■ The problem: Skip all pictures; return exactly the lines from the one containing "Read out every word on this page." through the end of the data.

____________

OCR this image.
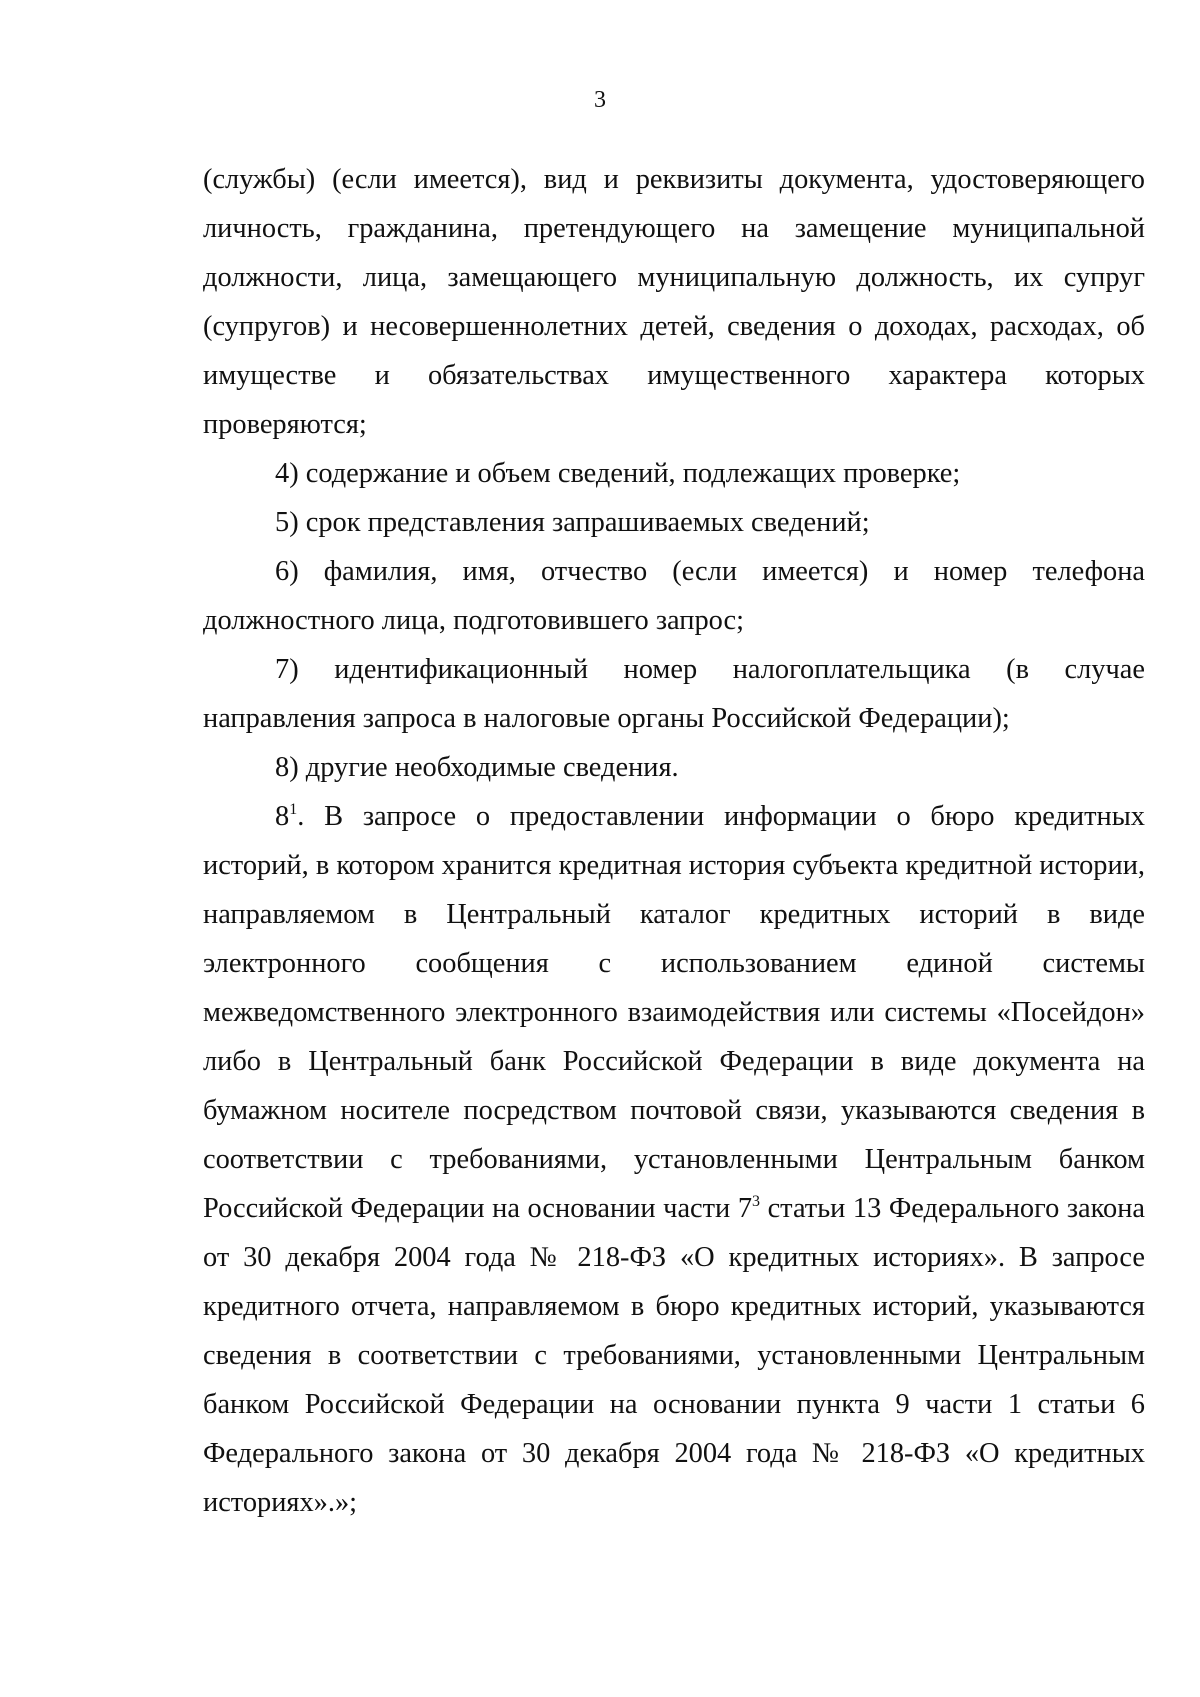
3

(службы) (если имеется), вид и реквизиты документа, удостоверяющего личность, гражданина, претендующего на замещение муниципальной должности, лица, замещающего муниципальную должность, их супруг (супругов) и несовершеннолетних детей, сведения о доходах, расходах, об имуществе и обязательствах имущественного характера которых проверяются;

4) содержание и объем сведений, подлежащих проверке;

5) срок представления запрашиваемых сведений;

6) фамилия, имя, отчество (если имеется) и номер телефона должностного лица, подготовившего запрос;

7) идентификационный номер налогоплательщика (в случае направления запроса в налоговые органы Российской Федерации);

8) другие необходимые сведения.

$8^1$. В запросе о предоставлении информации о бюро кредитных историй, в котором хранится кредитная история субъекта кредитной истории, направляемом в Центральный каталог кредитных историй в виде электронного сообщения с использованием единой системы межведомственного электронного взаимодействия или системы «Посейдон» либо в Центральный банк Российской Федерации в виде документа на бумажном носителе посредством почтовой связи, указываются сведения в соответствии с требованиями, установленными Центральным банком Российской Федерации на основании части $7^3$ статьи 13 Федерального закона от 30 декабря 2004 года № 218-ФЗ «О кредитных историях». В запросе кредитного отчета, направляемом в бюро кредитных историй, указываются сведения в соответствии с требованиями, установленными Центральным банком Российской Федерации на основании пункта 9 части 1 статьи 6 Федерального закона от 30 декабря 2004 года № 218-ФЗ «О кредитных историях».»;
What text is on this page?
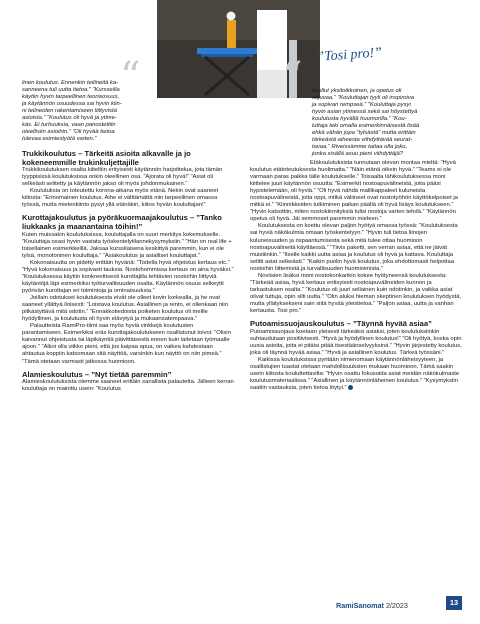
“	“ ”Tosi pro!”

linen koulutus. Ennenkin teilineitä ka-

sanneena tuli uutta tietoa.” ”Kursseilla

käytiin hyvin tarpeellinen teoriaosuus,

ja käytännön osuudessa sai hyvin kiin-

ni telineiden rakentamiseen liittyvistä

asioista.” ”Koulutus oli hyvä ja ytime-

käs. Ei turhuuksia, vaan panostettiin

oleellisiin asioihin.” ”Oli hyvää tietoa

tulevaa esimiestyötä varten.”

Trukkikoulutus – Tärkeitä asioita alkavalle ja jo kokeneemmille trukinkuljettajille

Trukkikoulutuksen osalta kiiteltiin erityisesti käytännön harjoittelua, jota tämän tyyppisissä koulutuksissa onkin oleellinen osa. ”Ajorata oli hyvä!” ”Asiat oli selkeästi selitetty ja käytännön jakso oli myös johdonmukainen.”

Koulutuksia on toteutettu korona-aikana myös etänä. Nekin ovat saaneet kiitosta: ”Erinomainen koulutus. Aihe ei välttämättä niin tarpeellinen omassa työssä, mutta mielenkiinto pysyi yllä etänäkin, kiitos hyvän kouluttajan!”

Kurottajakoulutus ja pyöräkuormaajakoulutus – ”Tanko liukkaaks ja maanantaina töihin!”

Kuten muissakin koulutuksissa, kouluttajalla on suuri merkitys kokemukselle. ”Kouluttaja osasi hyvin vastata työskentelytilannekysymyksiin.” ”Hän on real life + toisellainen esimerkkeillä. Jaksaa kurssilaisena keskittyä paremmin, kun ei ole tylsä, monotoninen kouluttaja.” ”Asiakoulutus ja asialliset kouluttajat.”

Kokonaisuutta on pidetty erittäin hyvänä: ”Todella hyvä ohjeistus kertaus etc.” ”Hyvä kokonaisuus ja sopivasti tauksia. Nostohommissa kertaus on aina hyväksi.” ”Koulutuksessa käytiin konkreettisesti kurottajilla tehtävien nostoihin liittyviä käytäntöjä läpi esimerkiksi työturvallisuuden osalta. Käytännön osuus selkeytti pyörivän kurottajan eri toimintoja ja ominaisuuksia.”

Joillain odotukset koulutuksesta eivät ole olleet kovin korkealla, ja he ovat saaneet yllättyä iloisesti: ”Loistava koulutus. Asiallinen ja rento, ei ollenkaan niin pitkästyttävä mitä odotin.” ”Ennakkotiedoista poiketen koulutus oli meille hyödyllinen, ja koulutusta oli hyvin elävytyä ja mukaansatempaava.”

Palautteista RamiPro-tiimi saa myös hyviä vinkkejä koulutusten parantamiseen. Esimerkiksi eräs kurottajakoulutukseen osallistunut toivoi: ”Olisin kaivannut ohjeistusta tai läpikäyntiä päivittäisestä ennen kuin laitetaan työmaalle ajoon.” ”Alkoi olla viikko pieni, että jos kaipaa apua, on vaikea kahdestaan ahtautua koppiin katsomaan sitä näyttöä, varsinkin kun näyttö on niin pimeä.” ”Tämä otetaan varmasti jatkossa huomioon.

Alamieskoulutus – ”Nyt tietää paremmin”

Alamieskoulutuksista olemme saaneet erittäin sanallista palautetta. Jälleen kerran kouluttaja on mainittu usein: ”Koulutus

ei ollut yksitoikkoinen, ja opetus oli

sujuvaa.” ”Kouluttajan tyyli oli inspiroiva

ja sopivan rempseä.” ”Kouluttaja pysyi

hyvin asian ytimessä sekä sai höystettyä

koulutusta hyvällä huumorilla.” ”Kou-

luttaja teki omalla esimerkinnäisestä lisää

ehkä vähän jopa ”tylsästä” mutta erittäin

tärkeästä aiheesta viihdyttävää seurat-

tavaa.” Riveissämme taitaa olla joku,

jonka sisällä asuu pieni viihdyttäjä?

Etäkoulutuksista tunnutaan olevan montaa mieltä: ”Hyvä koulutus etätoteutuksesta huolimatta.” ”Näin etänä oikein hyvä.” ”Teams ei ole varmaan paras paikka tälle koulutukselle.” Toisaalta lähikoulutuksessa moni kiittelee juuri käytännön osuutta: ”Esimerkit nostoapuvälineistä, joita pääsi hypistelemään, oli hyviä.” ”Oli hyvä nähdä mallikappaleet kuluneista nostoapuvälineistä, joita oppi, mitkä väliineet ovat nostotyöhön käyttökelpoiset ja mitkä ei.” ”Kiinnikkeiden tutkiminen paikan päällä oli hyvä lisäys koulutukseen.” ”Hyvin katsottiin, miten nostokiinnityksiä tulisi nostoja varten tehdä.” ”Käytännön opetus oli hyvä. Jäi semmoset paremmin mieleen.”

Koulutuksesta on koettu olevan paljon hyötyä omassa työssä: ”Koulutuksesta sai hyviä näkökulmia omaan työskentelyyn.” ”Hyvin tuli tietoa liinojen kuluneisuuden ja rispaantumisesta sekä mitä tulee ottaa huomioon nostoapuvälineitä käyttäessä.” ”Tiivis paketti, sen verran asiaa, että ne jäivät muistiinkin.” ”Itselle kaikki uutta asiaa ja koulutus oli hyvä ja kattava. Kouluttaja selitti asiat selkeästi.” ”Kaikin puolin hyvä koulutus, joka ehdottomasti helpottaa nostoihin liittemistä ja turvallisuuden huomioimista.”

Noviisien lisäksi moni nostokonkarikin kokee hyötyneensä koulutuksesta: ”Tärkeää asiaa, hyvä kertaus entisyiseti nostoapuvälineiden kunnon ja tarkastuksen osalta.” ”Koulutus oli juuri sellainen kuin odotinkin, ja vaikka asiat olivat tuttuja, opin silti uutta.” ”Olin aluksi hieman skeptinen koulutuksen hyödystä, mutta yllätyksekseni sain siitä hyvää yleistietoa.” ”Paljon asiaa, uutta ja vanhan kertausta. Tosi pro.”

Putoamissuojauskoulutus – ”Täynnä hyvää asiaa”

Putoamissuojaus koetaan yleisesti tärkeäksi asiaksi, joten koulutuksiinkin suhtaudutaan positiivisesti. ”Hyvä ja hyödyllinen koulutus!” ”Oli hyötyä, koska opin uusia asioita, joita ei pitäisi pitää itsestäänselvyyksinä.” ”Hyvin järjestetty koulutus, joka oli täynnä hyvää asiaa.” ”Hyvä ja asiallinen koulutus. Tärkeä työssäni.”

Kaikissa koulutuksissa pyritään nimenomaan käytännönläheisyyteen, ja osallistujien tuastat otetaan mahdollisuuksien mukaan huomioon. Tämä saakin usein kiitosta kouluttettavilta: ”Hyvin osattu fokusoida asiat meidän näkökulmaste koulutusmateriaalissa.” ”Asiallinen ja käytännönläheinen koulutus.” ”Kysymyksiin saatiin vastauksia, joten tietoa löytyi.”

RamiSanomat 2/2023	13
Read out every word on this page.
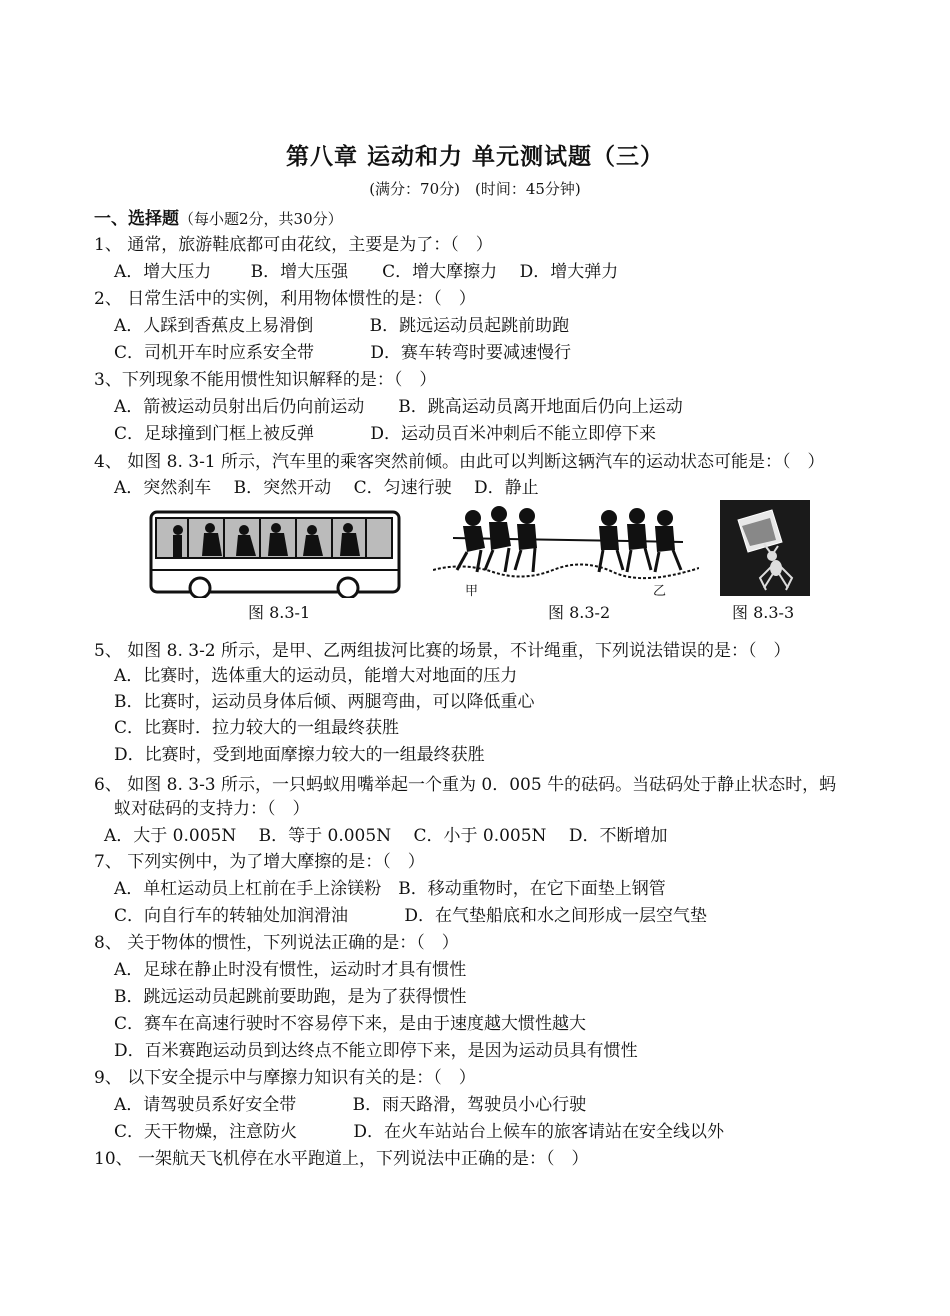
第八章 运动和力 单元测试题（三）
(满分：70分)　(时间：45分钟)
一、选择题（每小题2分，共30分）
1、 通常，旅游鞋底都可由花纹，主要是为了：（　）
A．增大压力　　 B．增大压强　　C．增大摩擦力　 D．增大弹力
2、 日常生活中的实例，利用物体惯性的是：（　）
A．人踩到香蕉皮上易滑倒　　　 B．跳远运动员起跳前助跑
C．司机开车时应系安全带　　　 D．赛车转弯时要减速慢行
3、下列现象不能用惯性知识解释的是：（　）
A．箭被运动员射出后仍向前运动　　B．跳高运动员离开地面后仍向上运动
C．足球撞到门框上被反弹　　　 D．运动员百米冲刺后不能立即停下来
4、 如图 8. 3-1 所示，汽车里的乘客突然前倾。由此可以判断这辆汽车的运动状态可能是：（　）
A．突然刹车　 B．突然开动　 C．匀速行驶　 D．静止
图 8.3-1
甲	乙
图 8.3-2	图 8.3-3
5、 如图 8. 3-2 所示，是甲、乙两组拔河比赛的场景，不计绳重，下列说法错误的是：（　）
A．比赛时，选体重大的运动员，能增大对地面的压力
B．比赛时，运动员身体后倾、两腿弯曲，可以降低重心
C．比赛时．拉力较大的一组最终获胜
D．比赛时，受到地面摩擦力较大的一组最终获胜
6、 如图 8. 3-3 所示，一只蚂蚁用嘴举起一个重为 0．005 牛的砝码。当砝码处于静止状态时，蚂
蚁对砝码的支持力：（　）
A．大于 0.005N　 B．等于 0.005N　 C．小于 0.005N　 D．不断增加
7、 下列实例中，为了增大摩擦的是：（　）
A．单杠运动员上杠前在手上涂镁粉　B．移动重物时，在它下面垫上钢管
C．向自行车的转轴处加润滑油　　　 D．在气垫船底和水之间形成一层空气垫
8、 关于物体的惯性，下列说法正确的是：（　）
A．足球在静止时没有惯性，运动时才具有惯性
B．跳远运动员起跳前要助跑，是为了获得惯性
C．赛车在高速行驶时不容易停下来，是由于速度越大惯性越大
D．百米赛跑运动员到达终点不能立即停下来，是因为运动员具有惯性
9、 以下安全提示中与摩擦力知识有关的是：（　）
A．请驾驶员系好安全带　　　 B．雨天路滑，驾驶员小心行驶
C．天干物燥，注意防火　　　 D．在火车站站台上候车的旅客请站在安全线以外
10、 一架航天飞机停在水平跑道上，下列说法中正确的是：（　）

____________

■ Written reply:
Read out every word on this page.
第八章 运动和力 单元测试题（三）
(满分：70分)　(时间：45分钟)
一、选择题（每小题2分，共30分）
1、 通常，旅游鞋底都可由花纹，主要是为了：（　）
A．增大压力　　 B．增大压强　　C．增大摩擦力　 D．增大弹力
2、 日常生活中的实例，利用物体惯性的是：（　）
A．人踩到香蕉皮上易滑倒　　　 B．跳远运动员起跳前助跑
C．司机开车时应系安全带　　　 D．赛车转弯时要减速慢行
3、下列现象不能用惯性知识解释的是：（　）
A．箭被运动员射出后仍向前运动　　B．跳高运动员离开地面后仍向上运动
C．足球撞到门框上被反弹　　　 D．运动员百米冲刺后不能立即停下来
4、 如图 8. 3-1 所示，汽车里的乘客突然前倾。由此可以判断这辆汽车的运动状态可能是：（　）
A．突然刹车　 B．突然开动　 C．匀速行驶　 D．静止
图 8.3-1
甲	乙
图 8.3-2	图 8.3-3
5、 如图 8. 3-2 所示，是甲、乙两组拔河比赛的场景，不计绳重，下列说法错误的是：（　）
A．比赛时，选体重大的运动员，能增大对地面的压力
B．比赛时，运动员身体后倾、两腿弯曲，可以降低重心
C．比赛时．拉力较大的一组最终获胜
D．比赛时，受到地面摩擦力较大的一组最终获胜
6、 如图 8. 3-3 所示，一只蚂蚁用嘴举起一个重为 0．005 牛的砝码。当砝码处于静止状态时，蚂
蚁对砝码的支持力：（　）
A．大于 0.005N　 B．等于 0.005N　 C．小于 0.005N　 D．不断增加
7、 下列实例中，为了增大摩擦的是：（　）
A．单杠运动员上杠前在手上涂镁粉　B．移动重物时，在它下面垫上钢管
C．向自行车的转轴处加润滑油　　　 D．在气垫船底和水之间形成一层空气垫
8、 关于物体的惯性，下列说法正确的是：（　）
A．足球在静止时没有惯性，运动时才具有惯性
B．跳远运动员起跳前要助跑，是为了获得惯性
C．赛车在高速行驶时不容易停下来，是由于速度越大惯性越大
D．百米赛跑运动员到达终点不能立即停下来，是因为运动员具有惯性
9、 以下安全提示中与摩擦力知识有关的是：（　）
A．请驾驶员系好安全带　　　 B．雨天路滑，驾驶员小心行驶
C．天干物燥，注意防火　　　 D．在火车站站台上候车的旅客请站在安全线以外
10、 一架航天飞机停在水平跑道上，下列说法中正确的是：（　）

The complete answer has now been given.